--- BEGIN GIVEN RECORDS ---

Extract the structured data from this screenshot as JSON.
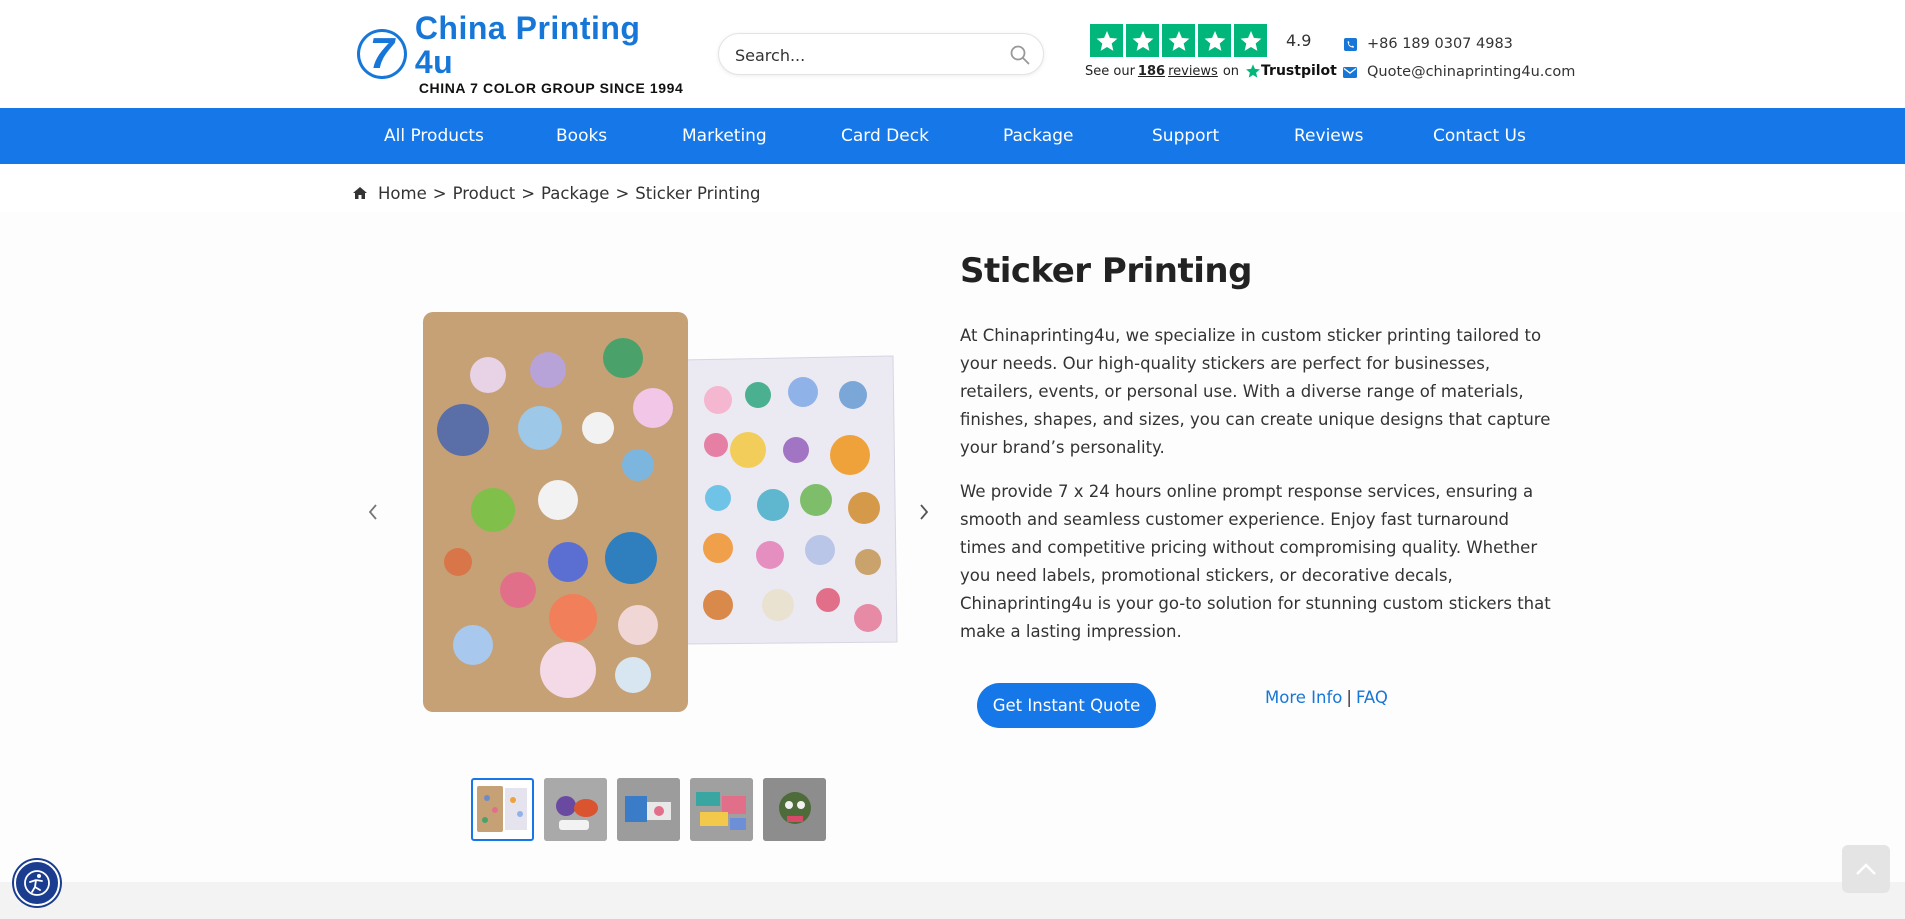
{
  "header": {
    "logo": {
      "mark": "7",
      "title": "China Printing 4u",
      "tagline": "CHINA 7 COLOR GROUP SINCE 1994"
    },
    "search": {
      "placeholder": "Search..."
    },
    "trustpilot": {
      "score": "4.9",
      "prefix": "See our",
      "count": "186",
      "reviews_word": "reviews",
      "on": "on",
      "brand": "Trustpilot",
      "color": "#00b67a"
    },
    "contact": {
      "phone": "+86 189 0307 4983",
      "email": "Quote@chinaprinting4u.com"
    }
  },
  "nav": {
    "items": [
      {
        "label": "All Products"
      },
      {
        "label": "Books"
      },
      {
        "label": "Marketing"
      },
      {
        "label": "Card Deck"
      },
      {
        "label": "Package"
      },
      {
        "label": "Support"
      },
      {
        "label": "Reviews"
      },
      {
        "label": "Contact Us"
      }
    ],
    "bg_color": "#1677e8"
  },
  "breadcrumb": {
    "home": "Home",
    "product": "Product",
    "package": "Package",
    "current": "Sticker Printing",
    "separator": ">"
  },
  "product": {
    "title": "Sticker Printing",
    "paragraphs": [
      "At Chinaprinting4u, we specialize in custom sticker printing tailored to your needs. Our high-quality stickers are perfect for businesses, retailers, events, or personal use. With a diverse range of materials, finishes, shapes, and sizes, you can create unique designs that capture your brand’s personality.",
      "We provide 7 x 24 hours online prompt response services, ensuring a smooth and seamless customer experience. Enjoy fast turnaround times and competitive pricing without compromising quality. Whether you need labels, promotional stickers, or decorative decals, Chinaprinting4u is your go-to solution for stunning custom stickers that make a lasting impression."
    ],
    "quote_button": "Get Instant Quote",
    "more_info": "More Info",
    "link_separator": "|",
    "faq": "FAQ"
  },
  "gallery": {
    "thumbnail_count": 5,
    "active_index": 0
  }
}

--- END GIVEN RECORDS ---

▸ WHAT YOU HAVE TO DO
Copy each line of the entries that includes the word "quality".

▸ COMPLETE ANSWER
      "At Chinaprinting4u, we specialize in custom sticker printing tailored to your needs. Our high-quality stickers are perfect for businesses, retailers, events, or personal use. With a diverse range of materials, finishes, shapes, and sizes, you can create unique designs that capture your brand’s personality.",
      "We provide 7 x 24 hours online prompt response services, ensuring a smooth and seamless customer experience. Enjoy fast turnaround times and competitive pricing without compromising quality. Whether you need labels, promotional stickers, or decorative decals, Chinaprinting4u is your go-to solution for stunning custom stickers that make a lasting impression."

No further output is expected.